Exercise directions
Please extract the lines below, starting at the line that contains "UI element localization: list" and ending at the line that contains "x-tick-label: -5 xyxy=(528,724,538,736)", both included. Copy them exactly and leave out the pictures.

Stored rows
[START]

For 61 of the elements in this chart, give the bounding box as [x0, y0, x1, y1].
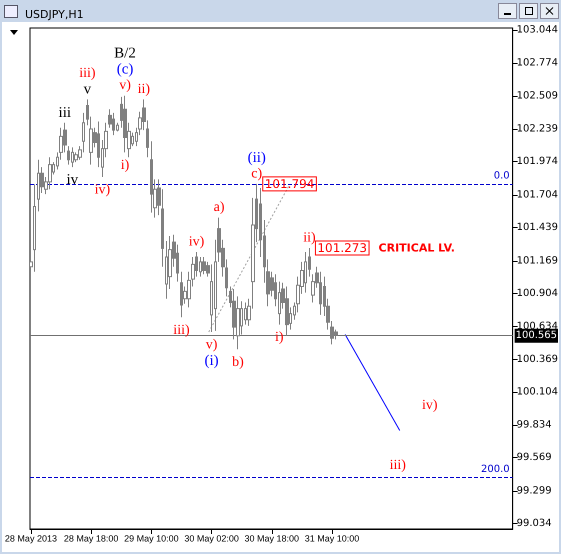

[END]
[START]

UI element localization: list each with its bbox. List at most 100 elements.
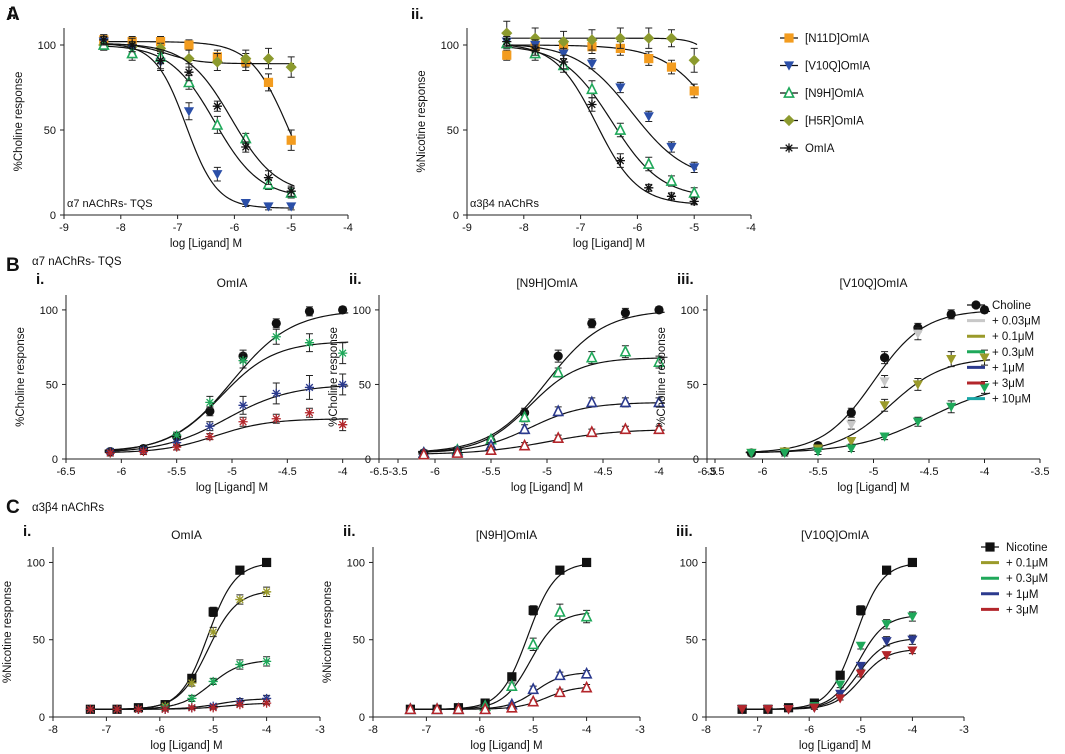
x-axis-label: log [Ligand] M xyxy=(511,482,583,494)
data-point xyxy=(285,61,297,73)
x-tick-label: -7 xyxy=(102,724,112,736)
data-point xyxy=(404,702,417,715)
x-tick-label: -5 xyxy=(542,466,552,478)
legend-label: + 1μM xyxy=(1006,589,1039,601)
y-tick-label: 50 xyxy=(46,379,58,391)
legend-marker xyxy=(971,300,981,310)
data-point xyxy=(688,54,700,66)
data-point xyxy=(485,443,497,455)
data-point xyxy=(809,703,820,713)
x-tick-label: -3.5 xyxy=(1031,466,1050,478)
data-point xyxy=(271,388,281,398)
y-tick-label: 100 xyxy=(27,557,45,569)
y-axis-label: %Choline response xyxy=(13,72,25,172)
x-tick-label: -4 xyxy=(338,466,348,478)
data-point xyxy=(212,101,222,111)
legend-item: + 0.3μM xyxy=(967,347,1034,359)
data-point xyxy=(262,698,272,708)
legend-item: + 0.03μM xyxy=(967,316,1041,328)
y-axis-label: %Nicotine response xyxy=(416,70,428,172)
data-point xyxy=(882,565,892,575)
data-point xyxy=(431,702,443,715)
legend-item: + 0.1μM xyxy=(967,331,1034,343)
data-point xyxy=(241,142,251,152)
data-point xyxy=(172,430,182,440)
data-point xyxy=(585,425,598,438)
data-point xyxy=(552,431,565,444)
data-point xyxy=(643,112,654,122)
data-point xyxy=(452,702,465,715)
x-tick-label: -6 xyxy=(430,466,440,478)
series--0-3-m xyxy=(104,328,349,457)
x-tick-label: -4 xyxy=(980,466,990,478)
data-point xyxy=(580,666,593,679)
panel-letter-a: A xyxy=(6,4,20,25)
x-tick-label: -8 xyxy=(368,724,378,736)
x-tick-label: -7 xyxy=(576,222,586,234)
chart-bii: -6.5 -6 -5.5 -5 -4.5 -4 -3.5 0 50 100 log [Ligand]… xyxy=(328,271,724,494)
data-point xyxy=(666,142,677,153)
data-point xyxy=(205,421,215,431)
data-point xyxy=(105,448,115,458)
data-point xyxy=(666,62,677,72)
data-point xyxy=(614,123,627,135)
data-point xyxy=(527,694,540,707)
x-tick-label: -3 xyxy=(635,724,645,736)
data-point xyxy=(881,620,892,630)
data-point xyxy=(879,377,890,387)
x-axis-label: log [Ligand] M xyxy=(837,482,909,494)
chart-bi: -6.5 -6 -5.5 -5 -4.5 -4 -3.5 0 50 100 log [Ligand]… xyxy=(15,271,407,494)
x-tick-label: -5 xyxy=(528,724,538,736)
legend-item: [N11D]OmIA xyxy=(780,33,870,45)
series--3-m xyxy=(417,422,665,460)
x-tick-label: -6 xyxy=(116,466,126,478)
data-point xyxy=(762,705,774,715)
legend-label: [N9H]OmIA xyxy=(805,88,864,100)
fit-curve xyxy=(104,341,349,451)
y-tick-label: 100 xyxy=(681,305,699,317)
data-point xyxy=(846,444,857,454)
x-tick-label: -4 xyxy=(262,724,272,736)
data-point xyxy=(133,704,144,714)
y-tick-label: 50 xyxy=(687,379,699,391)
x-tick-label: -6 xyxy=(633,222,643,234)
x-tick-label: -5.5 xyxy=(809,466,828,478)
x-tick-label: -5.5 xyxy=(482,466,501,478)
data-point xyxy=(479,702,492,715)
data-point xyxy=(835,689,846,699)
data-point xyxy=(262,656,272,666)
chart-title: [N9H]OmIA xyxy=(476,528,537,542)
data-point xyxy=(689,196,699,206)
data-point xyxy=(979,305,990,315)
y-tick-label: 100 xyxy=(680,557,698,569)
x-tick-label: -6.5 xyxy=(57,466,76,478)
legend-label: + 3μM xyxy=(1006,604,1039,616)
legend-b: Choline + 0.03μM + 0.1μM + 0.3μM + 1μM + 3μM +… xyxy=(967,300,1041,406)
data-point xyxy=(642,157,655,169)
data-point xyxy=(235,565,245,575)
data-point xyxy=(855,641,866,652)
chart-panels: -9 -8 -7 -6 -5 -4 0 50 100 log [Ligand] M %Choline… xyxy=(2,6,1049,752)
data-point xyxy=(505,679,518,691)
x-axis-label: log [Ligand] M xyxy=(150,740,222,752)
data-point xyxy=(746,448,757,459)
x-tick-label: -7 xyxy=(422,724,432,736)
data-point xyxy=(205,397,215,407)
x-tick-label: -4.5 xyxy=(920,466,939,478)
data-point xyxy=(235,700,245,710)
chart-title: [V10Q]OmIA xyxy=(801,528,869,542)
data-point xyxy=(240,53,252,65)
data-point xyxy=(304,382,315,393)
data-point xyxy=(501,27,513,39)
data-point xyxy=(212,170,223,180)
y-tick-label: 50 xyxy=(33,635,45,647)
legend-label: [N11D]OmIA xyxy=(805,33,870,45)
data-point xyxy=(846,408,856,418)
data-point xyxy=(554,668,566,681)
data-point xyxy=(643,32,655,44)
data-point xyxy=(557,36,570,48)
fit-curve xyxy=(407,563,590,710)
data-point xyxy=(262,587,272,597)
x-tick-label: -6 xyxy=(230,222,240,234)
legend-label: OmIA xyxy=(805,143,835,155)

[END]
[START]

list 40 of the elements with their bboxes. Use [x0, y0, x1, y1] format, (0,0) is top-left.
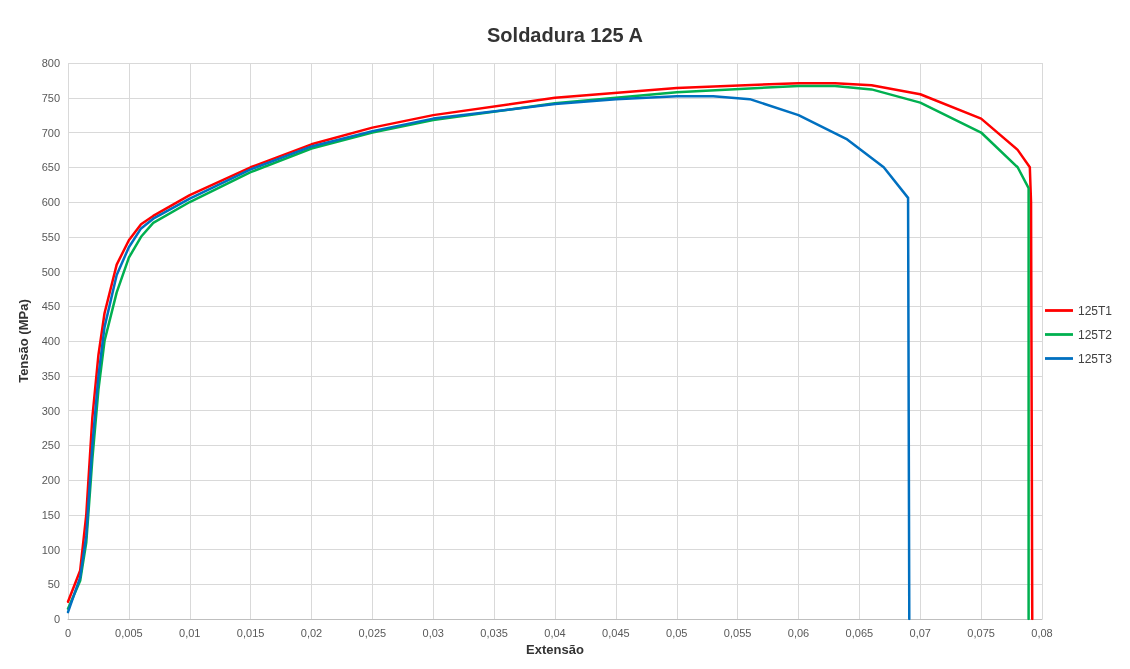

[END]

Answer to the task
UI element localization: list each with its bbox. List at most 100 elements.
x-axis-label: log [Ligand] M xyxy=(511,482,583,494)
data-point xyxy=(285,61,297,73)
x-tick-label: -7 xyxy=(102,724,112,736)
data-point xyxy=(404,702,417,715)
x-tick-label: -5 xyxy=(542,466,552,478)
legend-label: + 1μM xyxy=(1006,589,1039,601)
y-tick-label: 50 xyxy=(46,379,58,391)
legend-marker xyxy=(971,300,981,310)
data-point xyxy=(688,54,700,66)
data-point xyxy=(485,443,497,455)
data-point xyxy=(809,703,820,713)
x-tick-label: -3.5 xyxy=(1031,466,1050,478)
data-point xyxy=(271,388,281,398)
y-tick-label: 100 xyxy=(27,557,45,569)
y-axis-label: %Choline response xyxy=(13,72,25,172)
x-tick-label: -4 xyxy=(338,466,348,478)
data-point xyxy=(212,101,222,111)
legend-item: + 0.3μM xyxy=(967,347,1034,359)
data-point xyxy=(262,698,272,708)
legend-item: + 0.03μM xyxy=(967,316,1041,328)
y-axis-label: %Nicotine response xyxy=(416,70,428,172)
data-point xyxy=(882,565,892,575)
data-point xyxy=(431,702,443,715)
legend-item: + 0.1μM xyxy=(967,331,1034,343)
data-point xyxy=(241,142,251,152)
data-point xyxy=(172,430,182,440)
data-point xyxy=(585,425,598,438)
data-point xyxy=(552,431,565,444)
data-point xyxy=(643,112,654,122)
data-point xyxy=(452,702,465,715)
x-tick-label: -6 xyxy=(430,466,440,478)
series--0-3-m xyxy=(104,328,349,457)
x-tick-label: -4 xyxy=(980,466,990,478)
data-point xyxy=(580,666,593,679)
panel-letter-a: A xyxy=(6,4,20,25)
x-tick-label: -8 xyxy=(368,724,378,736)
x-tick-label: -7 xyxy=(576,222,586,234)
chart-bii: -6.5 -6 -5.5 -5 -4.5 -4 -3.5 0 50 100 log [Ligand]… xyxy=(328,271,724,494)
data-point xyxy=(666,142,677,153)
data-point xyxy=(205,421,215,431)
data-point xyxy=(105,448,115,458)
data-point xyxy=(666,62,677,72)
data-point xyxy=(614,123,627,135)
data-point xyxy=(527,694,540,707)
x-tick-label: -3 xyxy=(635,724,645,736)
data-point xyxy=(881,620,892,630)
data-point xyxy=(879,377,890,387)
x-axis-label: log [Ligand] M xyxy=(837,482,909,494)
chart-bi: -6.5 -6 -5.5 -5 -4.5 -4 -3.5 0 50 100 log [Ligand]… xyxy=(15,271,407,494)
x-tick-label: -5 xyxy=(528,724,538,736)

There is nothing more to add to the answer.